• _BRIEF_
Copy out every line that contains the word "little".

• _TASK INPUTS_
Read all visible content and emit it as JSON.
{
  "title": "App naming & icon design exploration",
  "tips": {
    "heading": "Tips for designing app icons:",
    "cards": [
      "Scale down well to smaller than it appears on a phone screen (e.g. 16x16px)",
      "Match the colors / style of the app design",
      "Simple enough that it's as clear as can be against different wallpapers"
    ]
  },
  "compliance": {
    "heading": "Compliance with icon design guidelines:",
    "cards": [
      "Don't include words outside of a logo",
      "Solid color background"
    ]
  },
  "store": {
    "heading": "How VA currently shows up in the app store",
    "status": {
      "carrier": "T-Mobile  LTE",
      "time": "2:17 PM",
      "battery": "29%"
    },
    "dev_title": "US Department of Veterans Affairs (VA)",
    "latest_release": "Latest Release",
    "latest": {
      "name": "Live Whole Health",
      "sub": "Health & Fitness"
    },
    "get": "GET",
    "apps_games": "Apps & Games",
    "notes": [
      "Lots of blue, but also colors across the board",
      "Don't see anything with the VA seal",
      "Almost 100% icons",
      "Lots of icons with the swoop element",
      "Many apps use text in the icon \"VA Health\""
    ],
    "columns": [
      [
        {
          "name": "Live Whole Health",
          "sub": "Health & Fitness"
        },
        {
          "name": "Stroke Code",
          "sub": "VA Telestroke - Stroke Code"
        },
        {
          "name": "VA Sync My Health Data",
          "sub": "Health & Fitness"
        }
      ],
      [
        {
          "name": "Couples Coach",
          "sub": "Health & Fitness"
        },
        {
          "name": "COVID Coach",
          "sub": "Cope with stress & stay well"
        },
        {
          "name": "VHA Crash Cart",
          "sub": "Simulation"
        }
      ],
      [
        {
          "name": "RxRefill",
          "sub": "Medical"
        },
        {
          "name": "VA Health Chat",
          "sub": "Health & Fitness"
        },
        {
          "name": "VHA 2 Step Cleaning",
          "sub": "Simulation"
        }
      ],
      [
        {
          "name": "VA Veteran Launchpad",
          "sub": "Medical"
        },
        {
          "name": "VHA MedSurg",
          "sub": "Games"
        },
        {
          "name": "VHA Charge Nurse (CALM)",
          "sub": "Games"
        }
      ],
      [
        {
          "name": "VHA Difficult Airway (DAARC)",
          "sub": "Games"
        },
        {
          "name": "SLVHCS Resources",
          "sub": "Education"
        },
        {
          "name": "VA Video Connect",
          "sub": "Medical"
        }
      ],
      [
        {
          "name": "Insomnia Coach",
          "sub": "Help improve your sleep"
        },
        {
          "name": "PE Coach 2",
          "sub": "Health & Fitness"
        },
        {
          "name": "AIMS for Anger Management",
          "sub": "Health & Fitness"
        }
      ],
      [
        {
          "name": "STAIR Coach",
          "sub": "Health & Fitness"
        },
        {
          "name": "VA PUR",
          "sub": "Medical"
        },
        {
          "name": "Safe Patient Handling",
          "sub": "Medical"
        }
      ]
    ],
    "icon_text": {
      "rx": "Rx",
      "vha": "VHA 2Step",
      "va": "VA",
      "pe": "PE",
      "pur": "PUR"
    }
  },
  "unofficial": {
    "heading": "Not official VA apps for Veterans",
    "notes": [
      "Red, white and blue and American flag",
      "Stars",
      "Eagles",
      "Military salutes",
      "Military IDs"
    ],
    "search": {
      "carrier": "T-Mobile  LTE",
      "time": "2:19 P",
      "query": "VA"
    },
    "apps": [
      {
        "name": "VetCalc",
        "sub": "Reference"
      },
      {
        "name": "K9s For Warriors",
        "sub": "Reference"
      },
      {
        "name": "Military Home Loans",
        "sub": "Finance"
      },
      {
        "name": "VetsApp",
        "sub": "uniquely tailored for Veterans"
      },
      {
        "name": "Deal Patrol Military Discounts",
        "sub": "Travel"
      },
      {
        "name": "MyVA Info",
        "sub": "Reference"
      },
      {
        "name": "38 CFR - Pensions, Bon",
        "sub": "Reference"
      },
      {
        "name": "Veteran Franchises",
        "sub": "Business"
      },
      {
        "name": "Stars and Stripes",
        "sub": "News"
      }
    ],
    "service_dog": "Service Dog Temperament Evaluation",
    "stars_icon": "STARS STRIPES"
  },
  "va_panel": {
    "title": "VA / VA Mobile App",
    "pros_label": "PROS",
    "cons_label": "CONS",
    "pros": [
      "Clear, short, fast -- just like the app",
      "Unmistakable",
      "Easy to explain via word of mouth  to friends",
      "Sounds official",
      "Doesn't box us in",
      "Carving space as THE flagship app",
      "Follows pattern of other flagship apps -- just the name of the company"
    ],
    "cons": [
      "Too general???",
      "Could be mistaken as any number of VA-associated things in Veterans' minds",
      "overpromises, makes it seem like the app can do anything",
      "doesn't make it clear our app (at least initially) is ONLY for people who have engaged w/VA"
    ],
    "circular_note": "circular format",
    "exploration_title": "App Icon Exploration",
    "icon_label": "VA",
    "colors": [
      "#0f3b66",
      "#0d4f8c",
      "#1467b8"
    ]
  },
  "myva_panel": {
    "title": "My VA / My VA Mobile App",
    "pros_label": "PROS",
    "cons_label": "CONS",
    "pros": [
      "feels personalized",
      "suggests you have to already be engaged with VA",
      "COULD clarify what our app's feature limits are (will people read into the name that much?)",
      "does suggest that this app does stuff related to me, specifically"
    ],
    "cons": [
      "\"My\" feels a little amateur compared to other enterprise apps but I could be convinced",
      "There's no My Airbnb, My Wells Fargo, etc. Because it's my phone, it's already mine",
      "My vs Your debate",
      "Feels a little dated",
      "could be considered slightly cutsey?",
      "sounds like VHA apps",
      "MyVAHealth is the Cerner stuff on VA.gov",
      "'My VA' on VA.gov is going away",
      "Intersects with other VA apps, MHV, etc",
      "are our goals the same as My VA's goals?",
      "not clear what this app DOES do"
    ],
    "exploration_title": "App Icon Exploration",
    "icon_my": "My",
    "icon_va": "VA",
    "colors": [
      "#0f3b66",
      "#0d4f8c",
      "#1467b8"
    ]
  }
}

• _THE ANSWER_
      "\"My\" feels a little amateur compared to other enterprise apps but I could be convinced",
      "Feels a little dated",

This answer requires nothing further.